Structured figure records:
================================

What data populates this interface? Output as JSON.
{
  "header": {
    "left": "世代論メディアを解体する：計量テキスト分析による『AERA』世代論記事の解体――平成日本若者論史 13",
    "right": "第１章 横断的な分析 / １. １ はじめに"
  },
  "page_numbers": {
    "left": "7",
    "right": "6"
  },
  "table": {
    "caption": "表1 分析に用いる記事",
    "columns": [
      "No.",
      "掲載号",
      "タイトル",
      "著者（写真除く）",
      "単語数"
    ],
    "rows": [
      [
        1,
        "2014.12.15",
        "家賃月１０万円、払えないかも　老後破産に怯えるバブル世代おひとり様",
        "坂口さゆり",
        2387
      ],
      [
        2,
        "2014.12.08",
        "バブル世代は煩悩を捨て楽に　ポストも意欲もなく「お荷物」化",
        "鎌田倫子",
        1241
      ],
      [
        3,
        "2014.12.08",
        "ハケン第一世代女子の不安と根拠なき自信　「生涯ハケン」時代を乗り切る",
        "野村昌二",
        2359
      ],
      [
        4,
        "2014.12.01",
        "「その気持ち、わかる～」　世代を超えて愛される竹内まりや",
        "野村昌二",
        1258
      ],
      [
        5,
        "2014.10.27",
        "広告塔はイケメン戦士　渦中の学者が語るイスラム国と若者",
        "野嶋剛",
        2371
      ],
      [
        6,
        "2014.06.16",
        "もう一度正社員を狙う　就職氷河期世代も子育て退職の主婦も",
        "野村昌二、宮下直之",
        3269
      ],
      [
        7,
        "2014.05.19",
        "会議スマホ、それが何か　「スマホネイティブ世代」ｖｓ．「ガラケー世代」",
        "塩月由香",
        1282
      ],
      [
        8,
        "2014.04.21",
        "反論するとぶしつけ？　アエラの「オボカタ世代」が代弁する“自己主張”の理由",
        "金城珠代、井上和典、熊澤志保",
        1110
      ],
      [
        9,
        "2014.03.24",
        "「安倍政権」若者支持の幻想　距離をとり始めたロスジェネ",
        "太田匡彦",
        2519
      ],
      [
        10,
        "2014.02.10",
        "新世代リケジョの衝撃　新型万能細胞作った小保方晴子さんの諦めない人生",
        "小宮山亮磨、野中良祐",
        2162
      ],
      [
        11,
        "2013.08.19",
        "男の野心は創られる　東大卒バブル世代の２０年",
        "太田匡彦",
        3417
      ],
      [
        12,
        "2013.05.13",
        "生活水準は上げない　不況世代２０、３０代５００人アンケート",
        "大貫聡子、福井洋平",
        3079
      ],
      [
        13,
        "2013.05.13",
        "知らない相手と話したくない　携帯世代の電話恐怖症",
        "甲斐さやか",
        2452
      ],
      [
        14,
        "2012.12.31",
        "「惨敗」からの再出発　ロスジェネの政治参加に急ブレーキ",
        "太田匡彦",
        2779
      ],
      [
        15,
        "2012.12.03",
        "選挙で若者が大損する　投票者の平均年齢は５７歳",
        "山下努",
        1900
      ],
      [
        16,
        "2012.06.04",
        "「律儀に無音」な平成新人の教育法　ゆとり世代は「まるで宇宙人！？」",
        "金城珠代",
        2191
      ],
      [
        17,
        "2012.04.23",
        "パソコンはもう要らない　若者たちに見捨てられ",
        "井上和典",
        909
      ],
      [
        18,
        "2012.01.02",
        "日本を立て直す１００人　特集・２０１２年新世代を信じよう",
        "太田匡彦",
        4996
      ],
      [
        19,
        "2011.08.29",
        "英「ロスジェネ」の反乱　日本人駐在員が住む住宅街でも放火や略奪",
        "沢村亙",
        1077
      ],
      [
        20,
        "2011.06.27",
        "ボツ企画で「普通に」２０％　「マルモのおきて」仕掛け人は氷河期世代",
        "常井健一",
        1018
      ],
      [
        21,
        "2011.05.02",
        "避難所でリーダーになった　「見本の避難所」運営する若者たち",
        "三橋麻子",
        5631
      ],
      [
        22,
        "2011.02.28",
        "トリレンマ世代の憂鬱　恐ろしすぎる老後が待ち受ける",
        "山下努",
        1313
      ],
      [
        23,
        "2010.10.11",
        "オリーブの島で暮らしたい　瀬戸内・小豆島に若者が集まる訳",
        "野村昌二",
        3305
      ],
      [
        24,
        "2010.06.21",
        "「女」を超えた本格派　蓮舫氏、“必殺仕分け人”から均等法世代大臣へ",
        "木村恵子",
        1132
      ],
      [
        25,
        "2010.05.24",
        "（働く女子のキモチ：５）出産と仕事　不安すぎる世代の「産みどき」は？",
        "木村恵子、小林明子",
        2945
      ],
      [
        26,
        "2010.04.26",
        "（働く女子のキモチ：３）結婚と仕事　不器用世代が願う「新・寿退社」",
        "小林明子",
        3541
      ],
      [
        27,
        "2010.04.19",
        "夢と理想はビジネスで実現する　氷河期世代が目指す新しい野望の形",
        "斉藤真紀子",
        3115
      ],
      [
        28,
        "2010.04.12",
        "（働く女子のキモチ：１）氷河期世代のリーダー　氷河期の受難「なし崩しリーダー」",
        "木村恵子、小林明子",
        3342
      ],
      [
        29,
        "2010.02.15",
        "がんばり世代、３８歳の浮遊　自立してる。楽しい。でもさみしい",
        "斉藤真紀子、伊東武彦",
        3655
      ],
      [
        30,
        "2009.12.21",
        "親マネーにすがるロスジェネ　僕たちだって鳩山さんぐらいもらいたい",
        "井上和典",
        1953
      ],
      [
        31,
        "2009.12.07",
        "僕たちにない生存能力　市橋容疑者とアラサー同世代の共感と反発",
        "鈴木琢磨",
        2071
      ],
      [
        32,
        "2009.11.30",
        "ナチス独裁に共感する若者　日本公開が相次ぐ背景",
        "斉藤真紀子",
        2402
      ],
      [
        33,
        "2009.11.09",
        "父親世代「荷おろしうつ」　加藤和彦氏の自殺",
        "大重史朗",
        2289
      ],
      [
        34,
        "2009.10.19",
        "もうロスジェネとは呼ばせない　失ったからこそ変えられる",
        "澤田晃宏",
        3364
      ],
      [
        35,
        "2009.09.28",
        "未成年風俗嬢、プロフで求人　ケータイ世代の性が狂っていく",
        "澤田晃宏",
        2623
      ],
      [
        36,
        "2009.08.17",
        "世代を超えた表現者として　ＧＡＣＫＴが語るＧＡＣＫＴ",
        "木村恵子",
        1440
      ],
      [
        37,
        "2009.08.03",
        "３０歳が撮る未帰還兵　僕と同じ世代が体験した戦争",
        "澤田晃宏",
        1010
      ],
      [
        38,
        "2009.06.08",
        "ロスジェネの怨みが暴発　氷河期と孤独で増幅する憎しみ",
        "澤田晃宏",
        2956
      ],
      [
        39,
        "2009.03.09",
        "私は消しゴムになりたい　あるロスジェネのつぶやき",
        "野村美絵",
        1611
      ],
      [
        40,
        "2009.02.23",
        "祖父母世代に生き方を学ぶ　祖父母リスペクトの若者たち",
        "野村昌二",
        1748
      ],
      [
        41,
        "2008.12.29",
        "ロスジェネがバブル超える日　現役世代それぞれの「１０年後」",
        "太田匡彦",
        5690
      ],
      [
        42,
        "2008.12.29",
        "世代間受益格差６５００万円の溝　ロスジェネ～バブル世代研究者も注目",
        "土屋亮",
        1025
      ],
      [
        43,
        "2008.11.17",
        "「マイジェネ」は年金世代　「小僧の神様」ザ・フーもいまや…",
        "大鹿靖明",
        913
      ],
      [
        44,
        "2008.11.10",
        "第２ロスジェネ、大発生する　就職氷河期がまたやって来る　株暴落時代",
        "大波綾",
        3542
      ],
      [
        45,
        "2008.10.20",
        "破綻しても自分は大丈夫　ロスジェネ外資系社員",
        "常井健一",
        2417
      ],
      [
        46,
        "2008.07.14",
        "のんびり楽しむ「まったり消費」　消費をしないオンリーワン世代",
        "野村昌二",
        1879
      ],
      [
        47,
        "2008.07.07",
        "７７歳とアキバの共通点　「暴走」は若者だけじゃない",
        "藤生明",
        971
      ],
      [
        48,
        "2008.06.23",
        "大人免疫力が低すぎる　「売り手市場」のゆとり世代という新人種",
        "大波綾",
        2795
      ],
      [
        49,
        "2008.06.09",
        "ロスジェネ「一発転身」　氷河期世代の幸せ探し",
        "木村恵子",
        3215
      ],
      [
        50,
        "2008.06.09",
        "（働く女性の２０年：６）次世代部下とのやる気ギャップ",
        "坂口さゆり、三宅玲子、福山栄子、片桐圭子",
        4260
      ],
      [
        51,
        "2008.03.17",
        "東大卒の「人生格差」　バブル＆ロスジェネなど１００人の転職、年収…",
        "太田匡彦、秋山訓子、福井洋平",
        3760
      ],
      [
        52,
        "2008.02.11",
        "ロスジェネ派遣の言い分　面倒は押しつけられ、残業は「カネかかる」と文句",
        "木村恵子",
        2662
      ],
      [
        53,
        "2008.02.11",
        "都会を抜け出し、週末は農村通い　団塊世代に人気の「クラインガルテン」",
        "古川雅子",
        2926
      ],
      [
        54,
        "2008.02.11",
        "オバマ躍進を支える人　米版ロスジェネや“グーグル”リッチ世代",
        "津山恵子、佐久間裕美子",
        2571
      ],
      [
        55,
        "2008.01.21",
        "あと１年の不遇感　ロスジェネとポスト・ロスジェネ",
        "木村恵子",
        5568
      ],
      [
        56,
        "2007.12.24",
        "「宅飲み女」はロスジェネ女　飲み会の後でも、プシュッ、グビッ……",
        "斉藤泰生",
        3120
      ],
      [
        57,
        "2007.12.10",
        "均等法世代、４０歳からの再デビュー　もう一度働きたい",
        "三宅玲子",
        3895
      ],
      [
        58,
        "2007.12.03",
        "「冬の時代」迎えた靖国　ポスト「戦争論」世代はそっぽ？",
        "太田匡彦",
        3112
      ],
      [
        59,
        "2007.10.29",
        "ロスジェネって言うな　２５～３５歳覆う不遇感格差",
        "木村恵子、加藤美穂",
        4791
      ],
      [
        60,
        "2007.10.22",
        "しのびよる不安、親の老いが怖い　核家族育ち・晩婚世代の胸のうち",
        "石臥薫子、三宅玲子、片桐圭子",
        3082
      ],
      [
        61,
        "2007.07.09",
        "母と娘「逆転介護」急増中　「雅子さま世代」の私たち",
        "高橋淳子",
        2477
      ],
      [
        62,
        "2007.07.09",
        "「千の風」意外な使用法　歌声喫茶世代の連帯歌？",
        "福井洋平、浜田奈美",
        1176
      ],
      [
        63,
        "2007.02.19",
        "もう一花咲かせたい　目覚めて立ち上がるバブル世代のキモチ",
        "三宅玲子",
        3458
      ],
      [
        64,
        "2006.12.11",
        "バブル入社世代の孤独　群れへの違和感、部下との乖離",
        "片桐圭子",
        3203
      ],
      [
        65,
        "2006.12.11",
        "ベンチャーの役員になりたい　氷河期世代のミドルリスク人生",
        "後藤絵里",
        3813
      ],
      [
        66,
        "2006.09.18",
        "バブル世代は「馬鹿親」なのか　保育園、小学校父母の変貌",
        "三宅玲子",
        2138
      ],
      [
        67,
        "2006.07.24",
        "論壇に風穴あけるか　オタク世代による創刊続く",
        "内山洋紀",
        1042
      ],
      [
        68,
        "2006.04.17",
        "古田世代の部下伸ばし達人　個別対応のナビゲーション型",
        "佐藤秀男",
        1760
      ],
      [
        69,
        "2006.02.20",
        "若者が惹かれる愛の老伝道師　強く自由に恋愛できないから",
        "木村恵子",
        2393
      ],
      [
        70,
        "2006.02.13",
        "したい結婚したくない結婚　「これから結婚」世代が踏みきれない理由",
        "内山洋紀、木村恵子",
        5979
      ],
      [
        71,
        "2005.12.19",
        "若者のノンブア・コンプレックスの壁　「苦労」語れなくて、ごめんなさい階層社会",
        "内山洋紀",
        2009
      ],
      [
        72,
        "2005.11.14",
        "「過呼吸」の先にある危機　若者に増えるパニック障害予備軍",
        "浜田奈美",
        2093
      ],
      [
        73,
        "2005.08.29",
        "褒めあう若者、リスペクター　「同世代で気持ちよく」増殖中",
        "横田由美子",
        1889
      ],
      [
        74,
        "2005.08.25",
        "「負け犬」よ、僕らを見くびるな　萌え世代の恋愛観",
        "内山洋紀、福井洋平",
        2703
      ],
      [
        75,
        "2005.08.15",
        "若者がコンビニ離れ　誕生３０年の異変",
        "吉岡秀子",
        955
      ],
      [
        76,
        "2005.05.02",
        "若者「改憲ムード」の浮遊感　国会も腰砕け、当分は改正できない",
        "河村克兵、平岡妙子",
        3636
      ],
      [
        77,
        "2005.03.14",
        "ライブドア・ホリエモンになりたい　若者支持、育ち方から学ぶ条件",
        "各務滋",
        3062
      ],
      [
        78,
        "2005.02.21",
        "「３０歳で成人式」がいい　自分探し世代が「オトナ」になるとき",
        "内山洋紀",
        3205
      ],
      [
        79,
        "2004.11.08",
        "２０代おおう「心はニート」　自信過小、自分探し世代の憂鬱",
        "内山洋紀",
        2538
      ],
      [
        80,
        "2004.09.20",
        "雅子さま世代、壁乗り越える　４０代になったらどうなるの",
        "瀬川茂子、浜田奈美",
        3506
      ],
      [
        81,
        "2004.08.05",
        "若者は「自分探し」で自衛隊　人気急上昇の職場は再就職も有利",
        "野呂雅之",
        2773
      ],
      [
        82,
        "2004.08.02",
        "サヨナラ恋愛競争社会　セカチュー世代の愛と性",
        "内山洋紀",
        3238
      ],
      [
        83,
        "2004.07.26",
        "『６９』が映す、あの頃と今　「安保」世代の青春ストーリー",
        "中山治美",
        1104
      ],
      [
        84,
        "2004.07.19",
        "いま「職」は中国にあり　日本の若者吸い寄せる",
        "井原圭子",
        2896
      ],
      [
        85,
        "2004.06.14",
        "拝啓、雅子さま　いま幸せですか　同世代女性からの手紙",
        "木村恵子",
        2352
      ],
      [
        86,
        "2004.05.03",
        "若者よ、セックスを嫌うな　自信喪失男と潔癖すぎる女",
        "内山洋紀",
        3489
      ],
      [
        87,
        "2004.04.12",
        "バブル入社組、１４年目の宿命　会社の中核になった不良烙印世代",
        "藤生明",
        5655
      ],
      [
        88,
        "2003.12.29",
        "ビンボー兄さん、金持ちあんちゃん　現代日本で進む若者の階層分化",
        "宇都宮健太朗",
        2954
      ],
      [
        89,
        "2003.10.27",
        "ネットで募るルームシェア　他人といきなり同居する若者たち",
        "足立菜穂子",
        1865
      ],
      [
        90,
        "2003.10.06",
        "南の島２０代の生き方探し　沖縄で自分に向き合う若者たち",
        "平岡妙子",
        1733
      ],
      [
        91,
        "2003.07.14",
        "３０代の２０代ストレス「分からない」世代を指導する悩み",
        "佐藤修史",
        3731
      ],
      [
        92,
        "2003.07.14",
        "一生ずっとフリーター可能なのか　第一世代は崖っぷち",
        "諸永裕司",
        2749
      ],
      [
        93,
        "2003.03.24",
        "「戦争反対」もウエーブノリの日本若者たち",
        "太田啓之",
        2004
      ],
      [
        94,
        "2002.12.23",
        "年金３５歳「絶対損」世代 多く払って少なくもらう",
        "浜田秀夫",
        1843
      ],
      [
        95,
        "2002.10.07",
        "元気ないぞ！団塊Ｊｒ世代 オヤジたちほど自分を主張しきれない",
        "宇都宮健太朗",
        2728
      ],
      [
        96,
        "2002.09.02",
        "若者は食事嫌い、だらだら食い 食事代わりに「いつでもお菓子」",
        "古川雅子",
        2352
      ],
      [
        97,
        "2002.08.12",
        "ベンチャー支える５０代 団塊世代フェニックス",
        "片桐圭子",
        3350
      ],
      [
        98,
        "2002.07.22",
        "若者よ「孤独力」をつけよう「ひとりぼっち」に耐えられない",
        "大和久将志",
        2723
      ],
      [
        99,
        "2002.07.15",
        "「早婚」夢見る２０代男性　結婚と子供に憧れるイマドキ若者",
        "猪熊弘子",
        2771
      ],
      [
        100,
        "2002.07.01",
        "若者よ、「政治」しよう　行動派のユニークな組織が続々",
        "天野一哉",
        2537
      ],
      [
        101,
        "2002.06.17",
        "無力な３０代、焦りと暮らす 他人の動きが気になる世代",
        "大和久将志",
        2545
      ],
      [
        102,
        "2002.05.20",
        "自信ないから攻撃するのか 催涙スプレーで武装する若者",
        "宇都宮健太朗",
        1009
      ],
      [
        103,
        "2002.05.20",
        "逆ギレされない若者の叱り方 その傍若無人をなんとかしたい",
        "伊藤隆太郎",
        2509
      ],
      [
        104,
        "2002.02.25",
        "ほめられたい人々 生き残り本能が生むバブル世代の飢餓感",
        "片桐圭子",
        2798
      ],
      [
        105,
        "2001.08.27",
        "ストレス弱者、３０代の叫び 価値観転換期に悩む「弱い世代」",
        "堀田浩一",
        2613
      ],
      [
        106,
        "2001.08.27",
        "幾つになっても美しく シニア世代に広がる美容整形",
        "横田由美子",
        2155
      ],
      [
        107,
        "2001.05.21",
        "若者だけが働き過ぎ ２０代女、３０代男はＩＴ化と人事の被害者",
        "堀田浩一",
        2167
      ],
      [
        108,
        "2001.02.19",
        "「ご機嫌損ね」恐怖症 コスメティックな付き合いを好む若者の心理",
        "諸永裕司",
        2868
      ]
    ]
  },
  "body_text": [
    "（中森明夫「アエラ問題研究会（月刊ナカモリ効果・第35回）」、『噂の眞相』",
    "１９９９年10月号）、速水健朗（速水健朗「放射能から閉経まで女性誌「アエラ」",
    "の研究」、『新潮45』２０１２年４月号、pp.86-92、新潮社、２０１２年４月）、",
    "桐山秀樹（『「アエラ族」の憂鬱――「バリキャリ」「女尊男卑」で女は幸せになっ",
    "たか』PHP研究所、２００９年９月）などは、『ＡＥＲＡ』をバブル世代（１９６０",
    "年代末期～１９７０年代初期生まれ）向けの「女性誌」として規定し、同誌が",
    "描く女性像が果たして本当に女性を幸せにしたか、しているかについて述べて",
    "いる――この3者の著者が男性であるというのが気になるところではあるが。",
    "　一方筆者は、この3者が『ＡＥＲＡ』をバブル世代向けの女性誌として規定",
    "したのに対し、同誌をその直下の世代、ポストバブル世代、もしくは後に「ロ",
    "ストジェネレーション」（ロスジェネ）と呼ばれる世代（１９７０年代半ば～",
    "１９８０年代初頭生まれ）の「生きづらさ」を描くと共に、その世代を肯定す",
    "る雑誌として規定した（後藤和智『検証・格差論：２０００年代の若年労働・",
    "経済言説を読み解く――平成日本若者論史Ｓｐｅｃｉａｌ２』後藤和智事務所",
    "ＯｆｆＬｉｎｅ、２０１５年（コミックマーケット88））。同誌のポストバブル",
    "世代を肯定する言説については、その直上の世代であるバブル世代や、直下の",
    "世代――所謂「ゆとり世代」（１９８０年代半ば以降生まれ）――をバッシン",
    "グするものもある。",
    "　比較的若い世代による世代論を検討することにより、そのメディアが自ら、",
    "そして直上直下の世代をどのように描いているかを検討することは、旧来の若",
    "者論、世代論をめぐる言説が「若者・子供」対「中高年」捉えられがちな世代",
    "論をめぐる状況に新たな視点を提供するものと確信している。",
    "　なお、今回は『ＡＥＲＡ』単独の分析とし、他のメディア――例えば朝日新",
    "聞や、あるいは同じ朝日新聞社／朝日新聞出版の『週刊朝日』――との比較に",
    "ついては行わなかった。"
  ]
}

================================

SET EXERCISE: Return each line of the listing that holds the string "雅子さま世代".

SOLUTION TO THIS TASK:
        "母と娘「逆転介護」急増中　「雅子さま世代」の私たち",
        "雅子さま世代、壁乗り越える　４０代になったらどうなるの",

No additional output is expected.